--- BEGIN ---

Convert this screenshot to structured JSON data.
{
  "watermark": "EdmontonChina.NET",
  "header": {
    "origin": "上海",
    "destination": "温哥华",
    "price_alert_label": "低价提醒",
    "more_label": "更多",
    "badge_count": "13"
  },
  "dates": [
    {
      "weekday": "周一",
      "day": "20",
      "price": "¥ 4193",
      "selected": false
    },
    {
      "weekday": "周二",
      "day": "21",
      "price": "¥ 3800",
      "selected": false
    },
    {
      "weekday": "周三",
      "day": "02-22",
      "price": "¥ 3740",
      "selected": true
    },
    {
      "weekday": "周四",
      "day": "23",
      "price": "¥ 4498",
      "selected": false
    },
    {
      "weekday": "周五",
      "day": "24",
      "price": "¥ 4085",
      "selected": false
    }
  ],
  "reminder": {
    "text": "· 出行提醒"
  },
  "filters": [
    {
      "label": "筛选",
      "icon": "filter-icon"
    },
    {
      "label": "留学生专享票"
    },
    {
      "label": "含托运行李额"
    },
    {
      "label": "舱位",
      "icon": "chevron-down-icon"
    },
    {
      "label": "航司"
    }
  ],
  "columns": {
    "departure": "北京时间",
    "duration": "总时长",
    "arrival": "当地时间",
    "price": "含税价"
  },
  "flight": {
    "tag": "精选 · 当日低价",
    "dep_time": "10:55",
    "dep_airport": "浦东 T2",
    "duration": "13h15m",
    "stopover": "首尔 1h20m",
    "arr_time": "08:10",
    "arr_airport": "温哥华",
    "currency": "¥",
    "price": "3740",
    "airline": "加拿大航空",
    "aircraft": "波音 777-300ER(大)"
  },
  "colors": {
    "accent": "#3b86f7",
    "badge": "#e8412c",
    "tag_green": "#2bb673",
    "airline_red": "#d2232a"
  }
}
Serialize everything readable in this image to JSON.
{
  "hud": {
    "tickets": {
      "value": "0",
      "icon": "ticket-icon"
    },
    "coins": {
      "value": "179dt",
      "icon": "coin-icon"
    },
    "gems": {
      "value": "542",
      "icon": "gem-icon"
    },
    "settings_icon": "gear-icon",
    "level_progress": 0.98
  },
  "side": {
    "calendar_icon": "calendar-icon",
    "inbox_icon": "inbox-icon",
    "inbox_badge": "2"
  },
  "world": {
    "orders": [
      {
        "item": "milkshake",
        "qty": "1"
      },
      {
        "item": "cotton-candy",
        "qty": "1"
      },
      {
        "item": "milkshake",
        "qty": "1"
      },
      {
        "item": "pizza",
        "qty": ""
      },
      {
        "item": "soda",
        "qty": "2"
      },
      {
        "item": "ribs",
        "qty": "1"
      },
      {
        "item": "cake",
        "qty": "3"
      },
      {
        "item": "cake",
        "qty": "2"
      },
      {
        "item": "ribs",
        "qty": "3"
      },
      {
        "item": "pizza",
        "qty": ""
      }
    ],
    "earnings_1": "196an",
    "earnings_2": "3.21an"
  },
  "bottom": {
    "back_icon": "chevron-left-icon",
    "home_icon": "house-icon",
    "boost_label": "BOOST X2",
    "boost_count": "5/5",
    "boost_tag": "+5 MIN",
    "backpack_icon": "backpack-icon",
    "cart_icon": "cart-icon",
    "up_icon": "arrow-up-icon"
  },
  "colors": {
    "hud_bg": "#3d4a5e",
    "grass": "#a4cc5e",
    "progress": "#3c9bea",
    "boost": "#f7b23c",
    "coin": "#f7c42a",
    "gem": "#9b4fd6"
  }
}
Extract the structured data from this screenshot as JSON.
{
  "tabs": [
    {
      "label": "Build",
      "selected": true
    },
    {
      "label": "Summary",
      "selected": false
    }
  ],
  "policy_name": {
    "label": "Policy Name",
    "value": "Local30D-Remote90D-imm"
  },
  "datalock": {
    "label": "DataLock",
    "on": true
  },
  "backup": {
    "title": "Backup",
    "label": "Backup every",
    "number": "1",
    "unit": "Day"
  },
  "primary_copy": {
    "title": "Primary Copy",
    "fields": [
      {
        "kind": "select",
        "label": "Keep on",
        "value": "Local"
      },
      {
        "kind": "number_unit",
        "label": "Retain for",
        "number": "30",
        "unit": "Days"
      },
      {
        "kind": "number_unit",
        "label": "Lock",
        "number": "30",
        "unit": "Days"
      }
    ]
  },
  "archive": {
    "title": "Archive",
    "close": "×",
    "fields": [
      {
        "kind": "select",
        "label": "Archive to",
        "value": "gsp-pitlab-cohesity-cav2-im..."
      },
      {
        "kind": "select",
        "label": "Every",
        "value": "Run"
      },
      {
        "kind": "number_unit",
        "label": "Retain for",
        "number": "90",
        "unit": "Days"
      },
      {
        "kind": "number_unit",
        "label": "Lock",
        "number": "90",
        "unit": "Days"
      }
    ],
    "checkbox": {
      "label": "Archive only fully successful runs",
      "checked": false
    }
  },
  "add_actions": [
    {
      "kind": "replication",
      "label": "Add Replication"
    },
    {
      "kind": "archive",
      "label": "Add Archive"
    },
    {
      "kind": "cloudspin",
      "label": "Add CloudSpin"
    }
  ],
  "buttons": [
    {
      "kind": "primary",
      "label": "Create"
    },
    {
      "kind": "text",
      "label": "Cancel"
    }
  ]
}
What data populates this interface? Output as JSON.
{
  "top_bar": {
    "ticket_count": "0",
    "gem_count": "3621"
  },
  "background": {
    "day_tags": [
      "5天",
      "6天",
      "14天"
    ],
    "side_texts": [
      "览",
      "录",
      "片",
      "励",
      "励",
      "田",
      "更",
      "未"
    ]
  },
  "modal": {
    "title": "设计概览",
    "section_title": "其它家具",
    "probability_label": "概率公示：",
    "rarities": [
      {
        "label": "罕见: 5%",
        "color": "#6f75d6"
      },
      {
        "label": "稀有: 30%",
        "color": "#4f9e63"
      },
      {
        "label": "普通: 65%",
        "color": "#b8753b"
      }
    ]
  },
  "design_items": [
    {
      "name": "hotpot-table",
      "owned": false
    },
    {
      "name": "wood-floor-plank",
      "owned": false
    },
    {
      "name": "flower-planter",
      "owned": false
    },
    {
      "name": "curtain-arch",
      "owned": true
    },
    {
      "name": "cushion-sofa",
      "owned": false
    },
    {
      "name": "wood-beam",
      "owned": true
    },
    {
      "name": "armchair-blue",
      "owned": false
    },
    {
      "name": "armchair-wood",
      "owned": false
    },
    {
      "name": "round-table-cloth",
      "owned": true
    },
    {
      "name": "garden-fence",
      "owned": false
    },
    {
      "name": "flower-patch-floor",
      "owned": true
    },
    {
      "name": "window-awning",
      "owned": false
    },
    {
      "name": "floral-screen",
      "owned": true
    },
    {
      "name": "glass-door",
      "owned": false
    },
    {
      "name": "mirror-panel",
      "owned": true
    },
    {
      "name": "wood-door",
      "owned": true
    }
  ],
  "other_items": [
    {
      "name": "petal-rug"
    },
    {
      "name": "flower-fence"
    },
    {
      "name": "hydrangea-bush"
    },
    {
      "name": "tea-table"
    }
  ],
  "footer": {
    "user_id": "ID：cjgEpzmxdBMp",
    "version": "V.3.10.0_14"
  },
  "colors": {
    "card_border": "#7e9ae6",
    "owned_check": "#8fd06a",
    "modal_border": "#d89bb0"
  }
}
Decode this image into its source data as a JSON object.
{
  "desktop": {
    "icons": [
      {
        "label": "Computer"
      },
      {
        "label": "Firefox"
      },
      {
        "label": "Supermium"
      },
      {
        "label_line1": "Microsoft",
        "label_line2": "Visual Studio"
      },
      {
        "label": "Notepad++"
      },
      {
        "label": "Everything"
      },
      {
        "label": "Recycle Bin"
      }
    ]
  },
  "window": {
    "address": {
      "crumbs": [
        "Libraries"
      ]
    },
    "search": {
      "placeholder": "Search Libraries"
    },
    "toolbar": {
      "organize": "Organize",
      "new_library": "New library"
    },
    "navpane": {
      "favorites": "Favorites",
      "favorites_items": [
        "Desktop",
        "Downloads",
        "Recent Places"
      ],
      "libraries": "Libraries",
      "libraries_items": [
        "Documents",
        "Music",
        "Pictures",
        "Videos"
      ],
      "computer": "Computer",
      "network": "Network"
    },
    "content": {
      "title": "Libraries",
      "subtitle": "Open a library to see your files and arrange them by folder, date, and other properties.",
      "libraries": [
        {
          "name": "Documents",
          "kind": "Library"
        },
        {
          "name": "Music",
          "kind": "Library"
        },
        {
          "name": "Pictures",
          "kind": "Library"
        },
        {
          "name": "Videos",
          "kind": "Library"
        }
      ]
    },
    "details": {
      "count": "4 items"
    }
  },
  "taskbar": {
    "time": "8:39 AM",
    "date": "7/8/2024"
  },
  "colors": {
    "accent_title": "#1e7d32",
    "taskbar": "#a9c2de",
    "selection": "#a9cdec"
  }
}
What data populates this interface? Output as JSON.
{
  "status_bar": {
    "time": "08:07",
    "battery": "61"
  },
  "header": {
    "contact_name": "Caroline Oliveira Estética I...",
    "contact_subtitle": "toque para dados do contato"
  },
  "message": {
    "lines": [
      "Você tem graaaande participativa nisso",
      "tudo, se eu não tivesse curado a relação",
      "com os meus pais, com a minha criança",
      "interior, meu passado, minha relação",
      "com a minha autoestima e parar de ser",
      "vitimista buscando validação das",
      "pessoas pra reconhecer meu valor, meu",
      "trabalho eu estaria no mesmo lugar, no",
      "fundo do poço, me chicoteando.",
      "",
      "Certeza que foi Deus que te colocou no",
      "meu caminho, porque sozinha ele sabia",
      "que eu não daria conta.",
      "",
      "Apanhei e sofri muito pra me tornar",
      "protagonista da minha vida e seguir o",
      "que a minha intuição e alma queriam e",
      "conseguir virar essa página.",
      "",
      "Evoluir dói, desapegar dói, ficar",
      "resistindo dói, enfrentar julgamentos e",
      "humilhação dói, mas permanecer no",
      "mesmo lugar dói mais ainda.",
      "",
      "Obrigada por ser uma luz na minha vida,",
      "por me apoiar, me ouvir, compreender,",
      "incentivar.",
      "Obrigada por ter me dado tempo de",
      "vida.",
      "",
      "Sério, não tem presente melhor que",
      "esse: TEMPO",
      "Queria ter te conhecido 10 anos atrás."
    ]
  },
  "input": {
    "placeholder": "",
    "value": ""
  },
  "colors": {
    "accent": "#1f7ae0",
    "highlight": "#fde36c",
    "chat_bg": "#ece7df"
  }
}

--- END ---

Work required
Collect the complete line wherever the string "value" appears in the records.

Written reply
      "value": "0",
      "value": "179dt",
      "value": "542",
    "value": "Local30D-Remote90D-imm"
        "value": "Local"
        "value": "gsp-pitlab-cohesity-cav2-im..."
        "value": "Run"
    "value": ""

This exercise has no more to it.